TASK TO CARRY OUT
In the book review, which concept do the authors use to analyze religionization?

TEXT EXTRACT

=====

Review by Hayim Katsman

By: Yoav Peled
Subjects: Area Studies, Art & Visual Culture, Middle East Studies, Other, Philosophy and Religion, Political Science, Politics & International Relations, Religion, Sociology, Sociology, Criminology and Criminal Justice

Yoav Peled, Horit Herman Peled. The Religionization of Israeli Society. Oxon:
Routledge, 2018. 250 pp. $150.00 (cloth), ISBN 978-1-138-95479-3.


Reviewed by Hayim Katsman (University of Washington)


Published on H-Judaic (October, 2019)


Secular Israeli journalists, publicists, and academics
have recently expressed their concerns with the increasing
influence of religion on Israeli society and politics.
In The Religionization of Israeli Society, Yoav Peled and
Horit Herman Peled aim to explain the sociopolitical origins
of this process and describe how religion influences
various spheres of Israeli society. The authors identify
religionization as replacing secular civil religion in Israel
with traditional religion, a process which has been
taking place since the decline of the Labor Zionist Party,
starting with its fall from power in 1977. The religionization
of Israel entails the increasing representation of
Religious Zionists in state institutions, as well as cultural
fields, such as fine arts and cinema. This process is analyzed
by the authors through the Gramscian concept of
cultural hegemony. They describe how the Labor Zionist
hegemony has gradually been replaced by a new historic
bloc consolidated around the Religious Zionist (or
National Religious) movement. The authors argue that
the Religious Zionist nationalist worldview is now supported
by broader parts of the Israeli society, which can
eventually lead to the theocratization of the Israel state.

=====

DATASET EXTRACT
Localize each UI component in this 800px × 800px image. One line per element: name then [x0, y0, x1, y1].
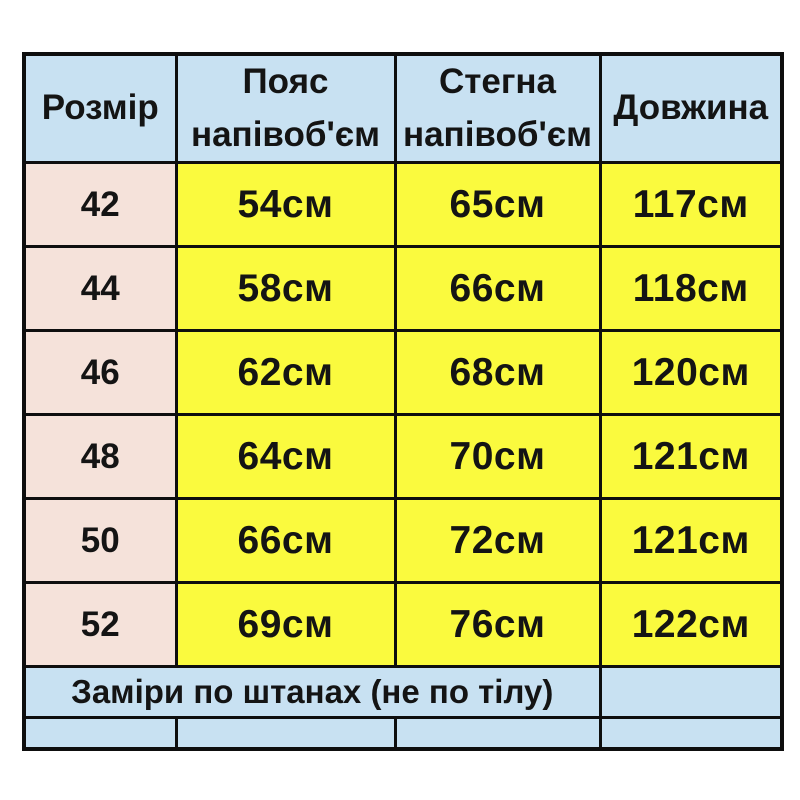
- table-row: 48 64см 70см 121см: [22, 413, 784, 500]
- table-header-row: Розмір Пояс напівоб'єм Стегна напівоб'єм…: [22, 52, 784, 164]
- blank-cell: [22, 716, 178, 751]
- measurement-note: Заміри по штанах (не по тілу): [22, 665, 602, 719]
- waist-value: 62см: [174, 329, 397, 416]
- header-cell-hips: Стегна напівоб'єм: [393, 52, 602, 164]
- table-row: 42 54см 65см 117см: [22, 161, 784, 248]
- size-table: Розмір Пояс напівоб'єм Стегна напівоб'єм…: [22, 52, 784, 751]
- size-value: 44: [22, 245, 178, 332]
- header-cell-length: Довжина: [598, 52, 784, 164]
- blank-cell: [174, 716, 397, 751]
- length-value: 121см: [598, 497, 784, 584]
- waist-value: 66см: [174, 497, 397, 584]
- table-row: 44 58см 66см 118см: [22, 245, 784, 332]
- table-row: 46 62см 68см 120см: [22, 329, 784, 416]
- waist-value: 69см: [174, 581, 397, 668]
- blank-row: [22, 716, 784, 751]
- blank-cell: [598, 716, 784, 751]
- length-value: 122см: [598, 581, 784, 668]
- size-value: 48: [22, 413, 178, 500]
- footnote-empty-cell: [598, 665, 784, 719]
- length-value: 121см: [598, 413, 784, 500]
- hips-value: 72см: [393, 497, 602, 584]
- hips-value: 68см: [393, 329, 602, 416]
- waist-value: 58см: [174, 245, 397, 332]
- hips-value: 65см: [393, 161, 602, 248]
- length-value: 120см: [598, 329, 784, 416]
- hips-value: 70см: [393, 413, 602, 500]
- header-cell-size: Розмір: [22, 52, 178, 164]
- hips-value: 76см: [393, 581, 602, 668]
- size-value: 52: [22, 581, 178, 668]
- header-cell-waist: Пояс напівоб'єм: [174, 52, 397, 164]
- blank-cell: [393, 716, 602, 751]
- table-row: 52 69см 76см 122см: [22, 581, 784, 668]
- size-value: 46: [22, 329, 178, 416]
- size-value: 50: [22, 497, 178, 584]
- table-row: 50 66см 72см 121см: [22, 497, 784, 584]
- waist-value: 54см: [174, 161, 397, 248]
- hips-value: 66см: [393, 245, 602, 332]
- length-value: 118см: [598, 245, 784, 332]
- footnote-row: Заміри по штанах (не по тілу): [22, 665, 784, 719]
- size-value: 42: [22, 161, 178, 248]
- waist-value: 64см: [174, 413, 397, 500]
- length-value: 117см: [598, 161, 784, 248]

=====

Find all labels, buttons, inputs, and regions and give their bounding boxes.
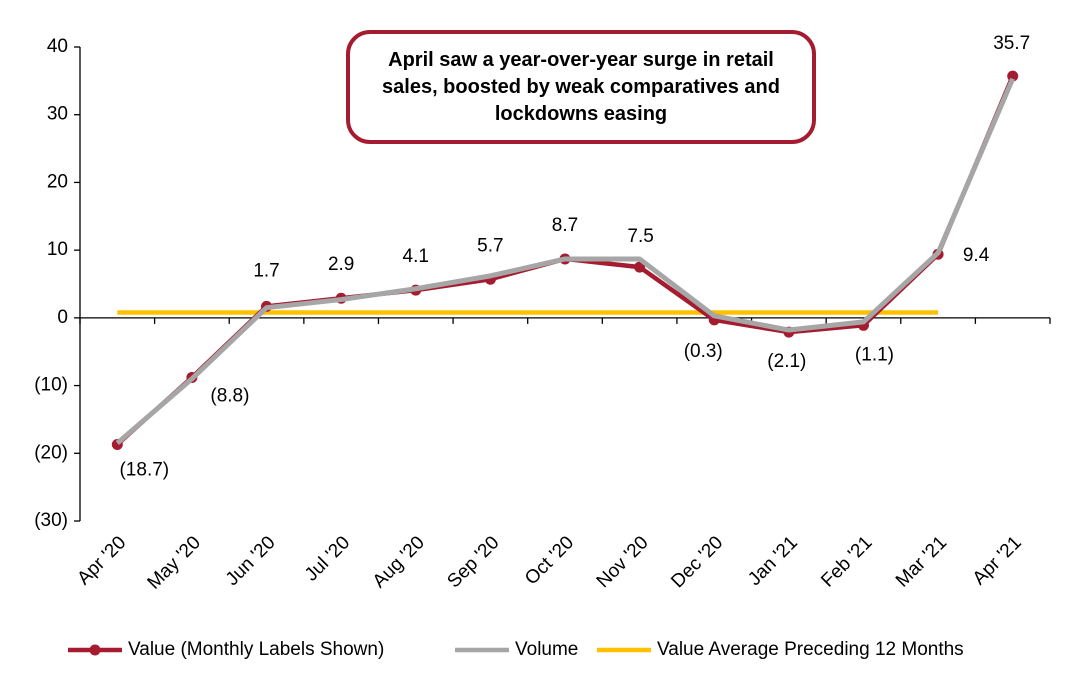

=====

TASK SOLUTION
The Gramscian concept of cultural hegemony.